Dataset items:
— Start —
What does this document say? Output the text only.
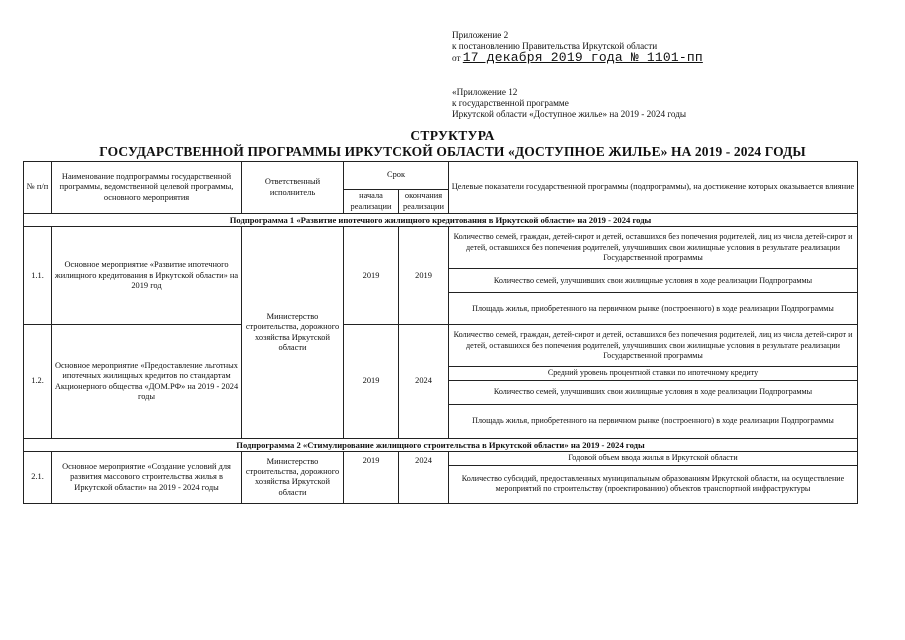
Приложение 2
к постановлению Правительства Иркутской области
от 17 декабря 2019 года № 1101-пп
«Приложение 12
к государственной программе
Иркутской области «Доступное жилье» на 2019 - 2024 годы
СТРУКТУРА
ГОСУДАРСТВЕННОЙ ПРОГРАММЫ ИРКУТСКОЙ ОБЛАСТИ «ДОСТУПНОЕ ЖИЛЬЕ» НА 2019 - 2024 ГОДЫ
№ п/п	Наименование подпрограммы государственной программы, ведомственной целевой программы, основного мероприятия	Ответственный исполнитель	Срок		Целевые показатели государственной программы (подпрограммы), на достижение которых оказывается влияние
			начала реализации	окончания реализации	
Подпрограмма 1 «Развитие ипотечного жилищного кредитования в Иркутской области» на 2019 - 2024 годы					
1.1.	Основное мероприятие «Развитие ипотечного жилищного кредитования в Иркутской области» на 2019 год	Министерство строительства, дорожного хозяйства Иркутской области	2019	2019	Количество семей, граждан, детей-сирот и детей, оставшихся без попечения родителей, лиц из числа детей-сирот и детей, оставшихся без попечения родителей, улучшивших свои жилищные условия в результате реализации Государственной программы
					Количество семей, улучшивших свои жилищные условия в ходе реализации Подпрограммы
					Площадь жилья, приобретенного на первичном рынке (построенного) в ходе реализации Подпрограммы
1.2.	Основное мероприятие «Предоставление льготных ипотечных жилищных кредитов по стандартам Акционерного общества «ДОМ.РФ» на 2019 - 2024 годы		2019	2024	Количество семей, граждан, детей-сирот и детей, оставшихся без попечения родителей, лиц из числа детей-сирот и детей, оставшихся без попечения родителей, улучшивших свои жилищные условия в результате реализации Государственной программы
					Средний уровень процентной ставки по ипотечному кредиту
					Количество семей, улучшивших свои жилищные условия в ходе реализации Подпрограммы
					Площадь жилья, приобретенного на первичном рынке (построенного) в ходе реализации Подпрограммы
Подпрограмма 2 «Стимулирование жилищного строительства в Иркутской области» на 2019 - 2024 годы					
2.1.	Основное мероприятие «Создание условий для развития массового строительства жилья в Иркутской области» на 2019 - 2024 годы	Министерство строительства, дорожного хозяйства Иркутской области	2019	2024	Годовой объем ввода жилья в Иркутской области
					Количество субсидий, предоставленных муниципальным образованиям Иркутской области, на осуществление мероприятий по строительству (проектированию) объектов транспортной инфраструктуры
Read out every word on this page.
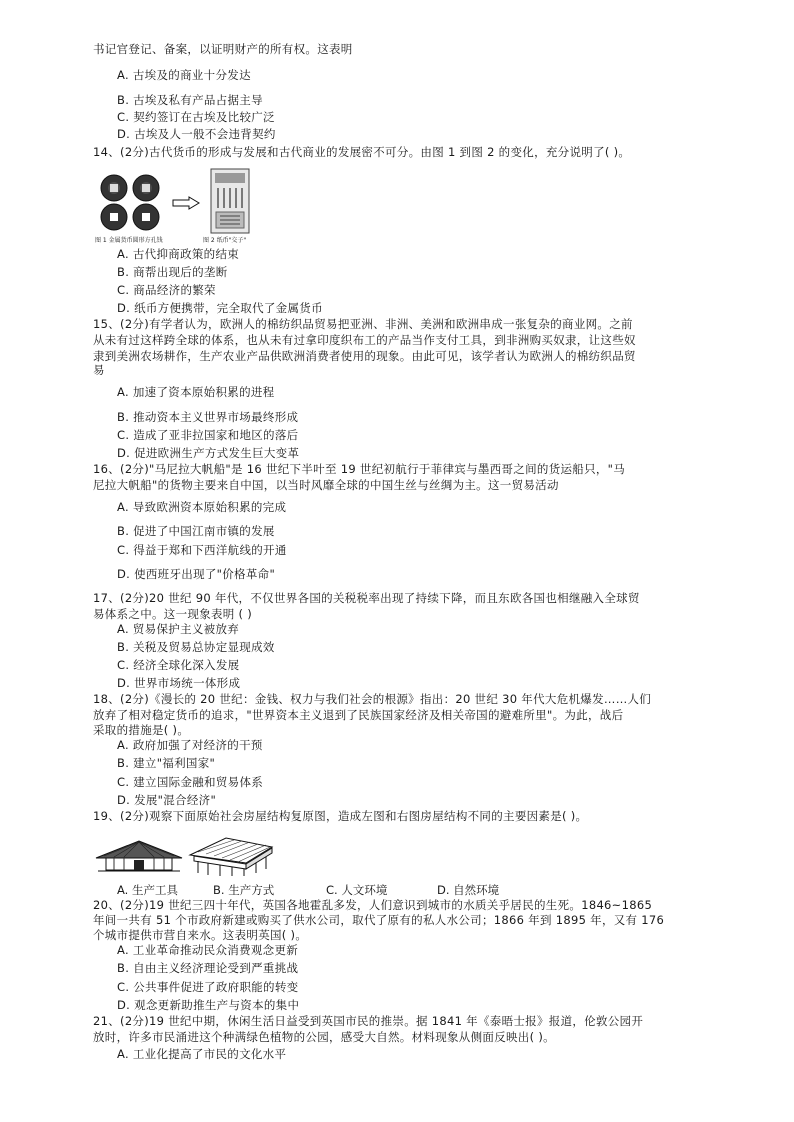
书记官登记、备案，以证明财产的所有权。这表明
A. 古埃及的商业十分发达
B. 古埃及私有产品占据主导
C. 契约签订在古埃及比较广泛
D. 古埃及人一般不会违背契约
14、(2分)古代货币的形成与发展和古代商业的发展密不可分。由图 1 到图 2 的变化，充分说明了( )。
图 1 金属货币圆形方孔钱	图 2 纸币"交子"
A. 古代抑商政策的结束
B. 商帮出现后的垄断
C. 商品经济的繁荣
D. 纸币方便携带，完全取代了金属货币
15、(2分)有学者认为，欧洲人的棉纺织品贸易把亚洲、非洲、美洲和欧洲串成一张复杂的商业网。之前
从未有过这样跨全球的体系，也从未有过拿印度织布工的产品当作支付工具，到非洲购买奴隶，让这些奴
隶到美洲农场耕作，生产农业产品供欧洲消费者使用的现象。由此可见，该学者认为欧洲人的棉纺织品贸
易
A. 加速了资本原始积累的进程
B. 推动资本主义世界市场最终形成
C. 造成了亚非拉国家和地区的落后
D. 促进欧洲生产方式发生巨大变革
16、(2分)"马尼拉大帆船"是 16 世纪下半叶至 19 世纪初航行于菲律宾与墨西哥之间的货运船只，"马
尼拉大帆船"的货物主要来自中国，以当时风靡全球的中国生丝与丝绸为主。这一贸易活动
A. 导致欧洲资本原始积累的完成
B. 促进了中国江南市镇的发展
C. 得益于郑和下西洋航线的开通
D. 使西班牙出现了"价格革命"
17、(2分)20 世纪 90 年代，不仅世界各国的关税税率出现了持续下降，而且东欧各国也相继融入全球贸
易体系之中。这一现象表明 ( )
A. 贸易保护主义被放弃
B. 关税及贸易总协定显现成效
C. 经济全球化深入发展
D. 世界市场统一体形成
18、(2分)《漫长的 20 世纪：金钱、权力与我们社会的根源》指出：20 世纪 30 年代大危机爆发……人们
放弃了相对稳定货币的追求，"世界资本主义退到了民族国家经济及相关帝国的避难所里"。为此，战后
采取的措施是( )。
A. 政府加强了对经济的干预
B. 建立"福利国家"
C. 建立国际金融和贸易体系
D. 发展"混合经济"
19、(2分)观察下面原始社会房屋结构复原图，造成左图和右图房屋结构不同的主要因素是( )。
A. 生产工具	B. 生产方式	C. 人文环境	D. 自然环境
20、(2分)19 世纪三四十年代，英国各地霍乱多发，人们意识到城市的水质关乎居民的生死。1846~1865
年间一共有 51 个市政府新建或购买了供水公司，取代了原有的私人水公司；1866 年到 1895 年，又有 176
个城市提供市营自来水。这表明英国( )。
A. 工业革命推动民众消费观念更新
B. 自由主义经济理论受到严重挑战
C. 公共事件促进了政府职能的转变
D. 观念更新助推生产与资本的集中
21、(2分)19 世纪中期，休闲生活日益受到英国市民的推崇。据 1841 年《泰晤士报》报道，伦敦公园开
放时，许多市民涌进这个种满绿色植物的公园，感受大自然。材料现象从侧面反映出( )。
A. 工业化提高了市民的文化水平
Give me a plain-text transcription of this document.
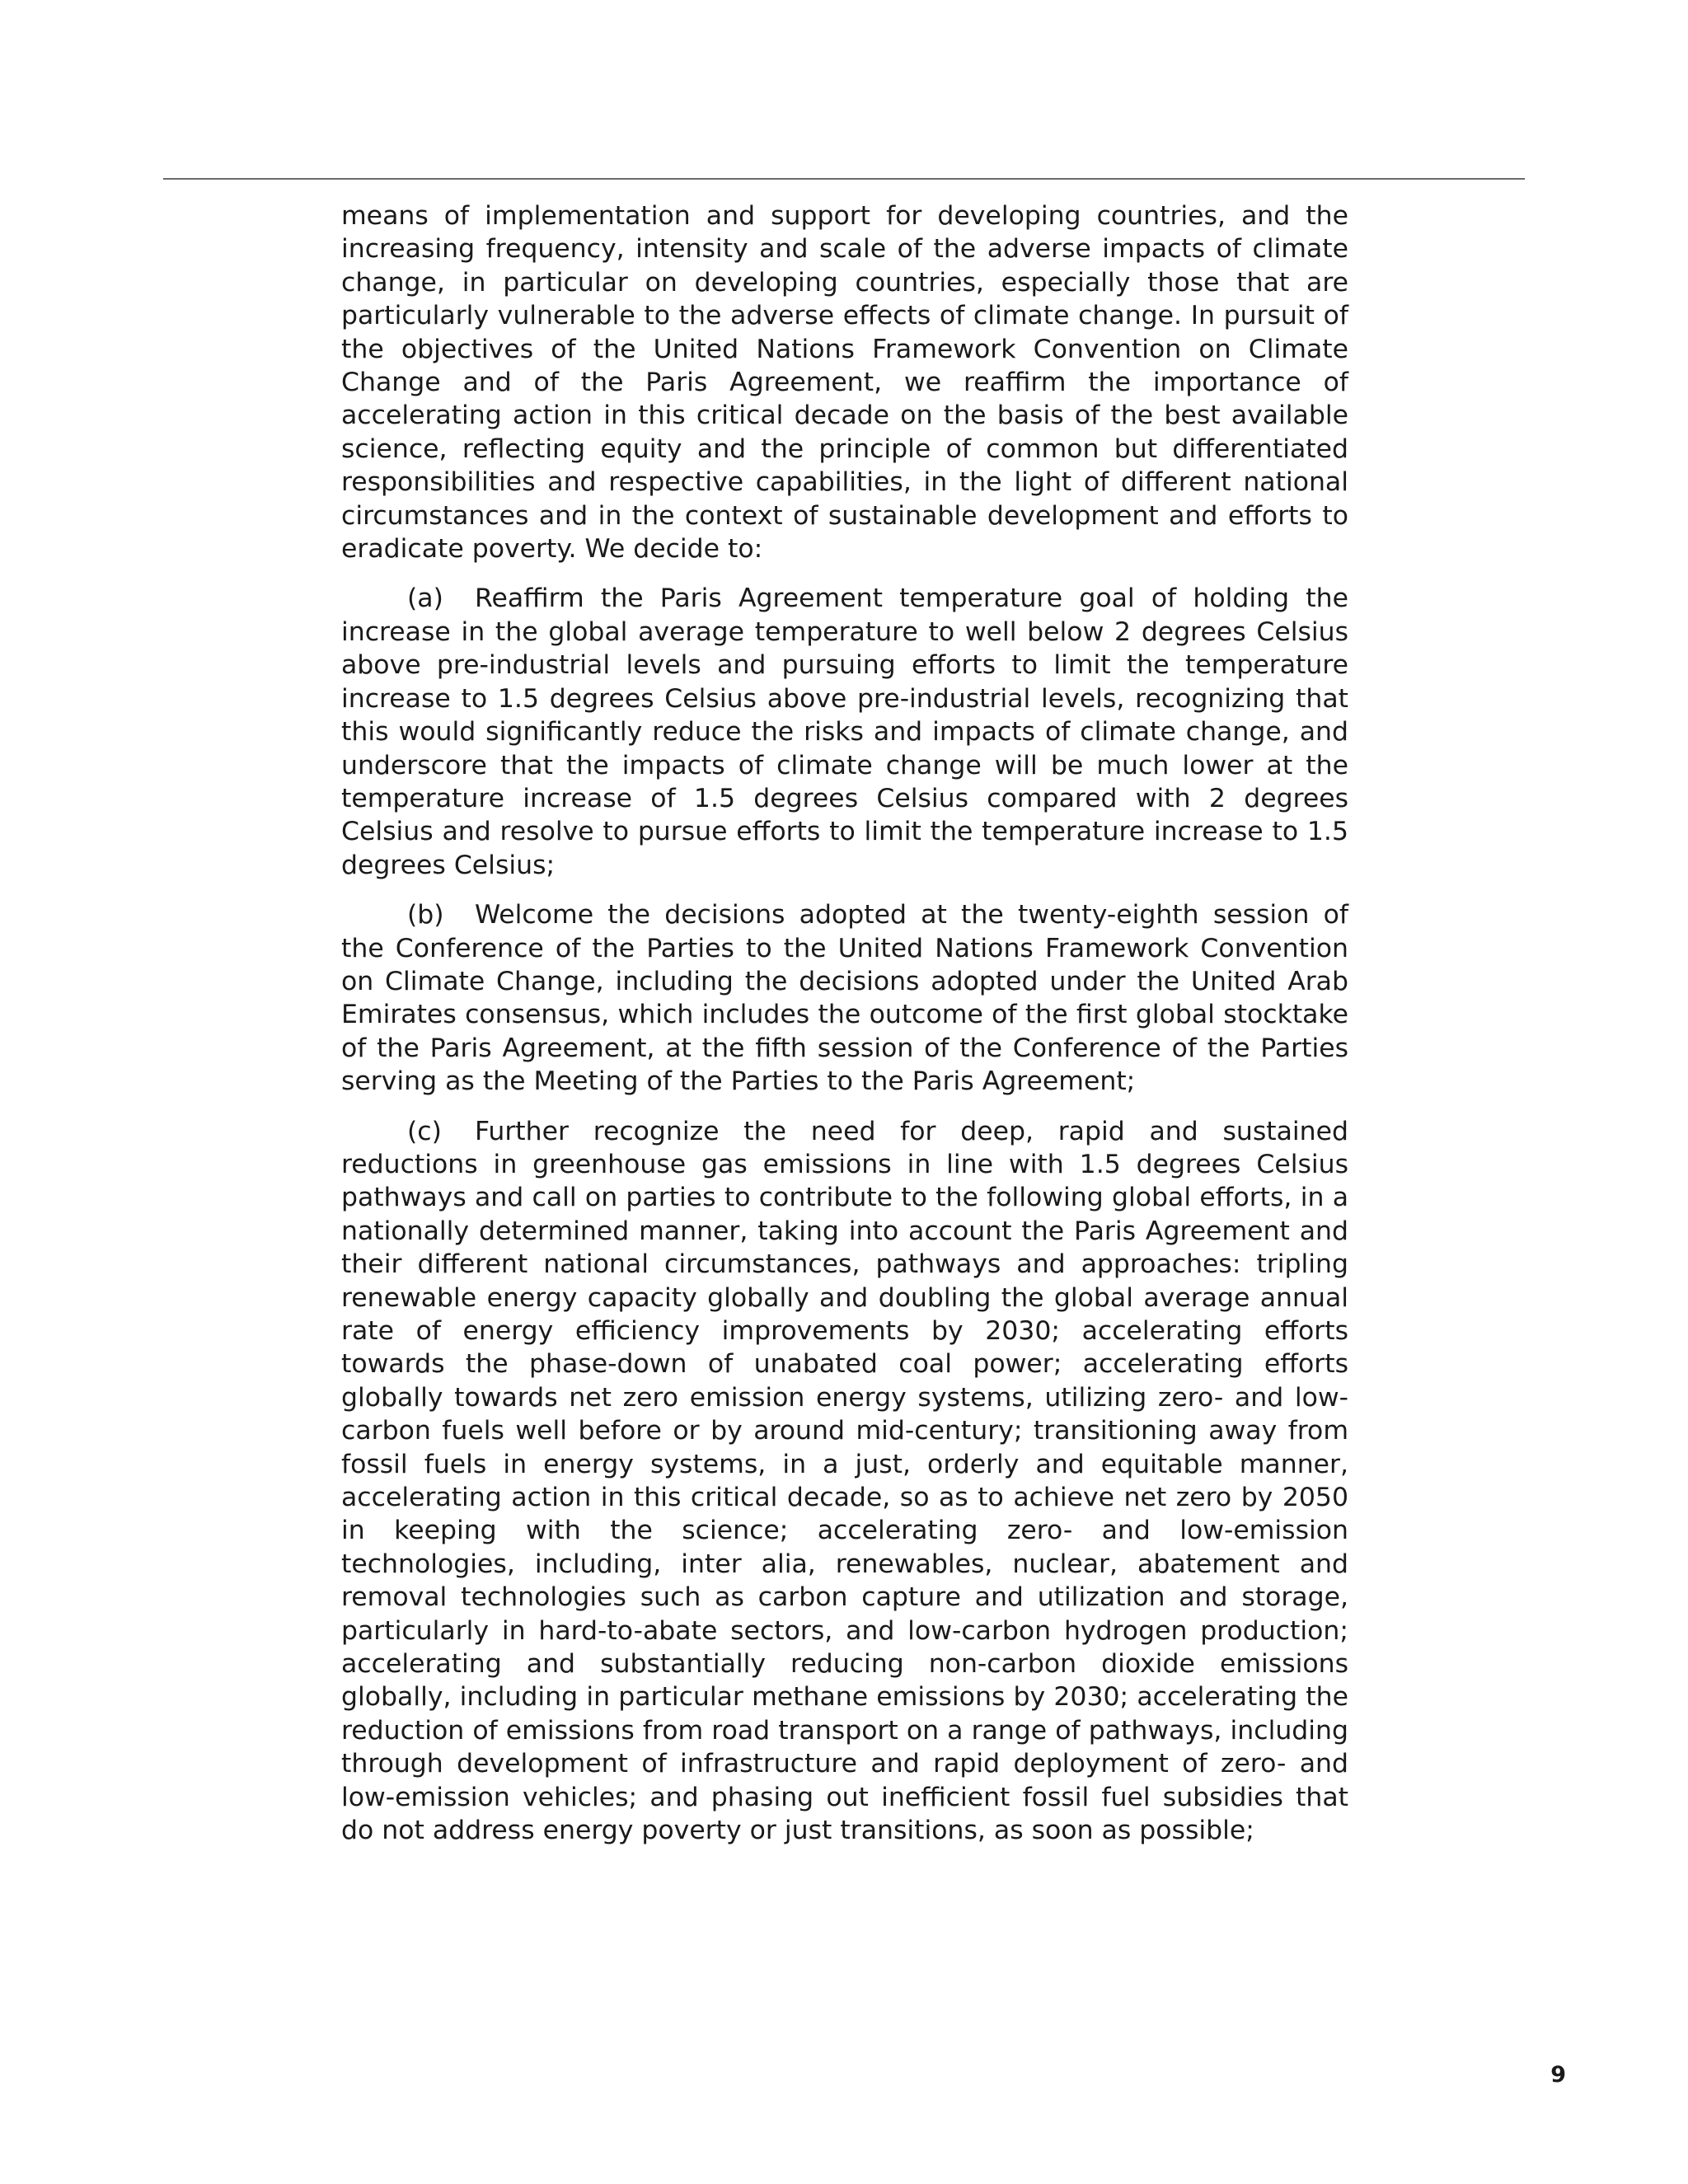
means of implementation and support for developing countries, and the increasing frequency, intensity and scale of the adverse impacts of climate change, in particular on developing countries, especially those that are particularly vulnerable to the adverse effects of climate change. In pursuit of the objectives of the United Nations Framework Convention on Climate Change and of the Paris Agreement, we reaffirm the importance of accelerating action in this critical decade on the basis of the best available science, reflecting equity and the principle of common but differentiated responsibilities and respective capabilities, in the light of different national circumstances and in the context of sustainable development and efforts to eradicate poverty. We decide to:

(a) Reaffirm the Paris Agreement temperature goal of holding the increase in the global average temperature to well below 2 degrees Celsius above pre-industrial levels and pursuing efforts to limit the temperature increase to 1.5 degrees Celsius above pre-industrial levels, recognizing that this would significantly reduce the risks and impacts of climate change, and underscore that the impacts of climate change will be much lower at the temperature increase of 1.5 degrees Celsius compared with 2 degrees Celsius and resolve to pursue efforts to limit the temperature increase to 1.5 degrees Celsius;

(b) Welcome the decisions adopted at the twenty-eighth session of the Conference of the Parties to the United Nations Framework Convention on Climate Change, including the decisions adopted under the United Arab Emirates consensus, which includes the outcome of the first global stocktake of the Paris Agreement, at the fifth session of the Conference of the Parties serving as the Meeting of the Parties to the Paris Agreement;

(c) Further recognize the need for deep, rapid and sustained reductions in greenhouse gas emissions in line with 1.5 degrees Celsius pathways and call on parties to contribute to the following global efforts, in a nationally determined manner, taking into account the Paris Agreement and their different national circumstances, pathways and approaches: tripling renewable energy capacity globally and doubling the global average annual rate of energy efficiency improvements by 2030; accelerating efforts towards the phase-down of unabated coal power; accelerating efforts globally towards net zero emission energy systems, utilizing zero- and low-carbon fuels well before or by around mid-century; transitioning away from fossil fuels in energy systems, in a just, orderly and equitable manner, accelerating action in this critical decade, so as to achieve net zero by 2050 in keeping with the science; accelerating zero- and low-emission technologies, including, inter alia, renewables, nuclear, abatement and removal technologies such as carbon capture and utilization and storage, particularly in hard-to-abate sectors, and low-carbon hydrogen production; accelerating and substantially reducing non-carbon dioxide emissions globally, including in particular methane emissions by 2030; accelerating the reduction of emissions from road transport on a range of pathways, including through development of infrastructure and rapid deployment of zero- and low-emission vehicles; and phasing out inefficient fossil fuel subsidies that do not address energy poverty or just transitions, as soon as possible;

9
— End —
▶ [Stated problem] Select the lines that carry the string "попечения" and copy them.

▶ [Answer]
1.1.	Основное мероприятие «Развитие ипотечного жилищного кредитования в Иркутской области» на 2019 год	Министерство строительства, дорожного хозяйства Иркутской области	2019	2019	Количество семей, граждан, детей-сирот и детей, оставшихся без попечения родителей, лиц из числа детей-сирот и детей, оставшихся без попечения родителей, улучшивших свои жилищные условия в результате реализации Государственной программы
1.2.	Основное мероприятие «Предоставление льготных ипотечных жилищных кредитов по стандартам Акционерного общества «ДОМ.РФ» на 2019 - 2024 годы		2019	2024	Количество семей, граждан, детей-сирот и детей, оставшихся без попечения родителей, лиц из числа детей-сирот и детей, оставшихся без попечения родителей, улучшивших свои жилищные условия в результате реализации Государственной программы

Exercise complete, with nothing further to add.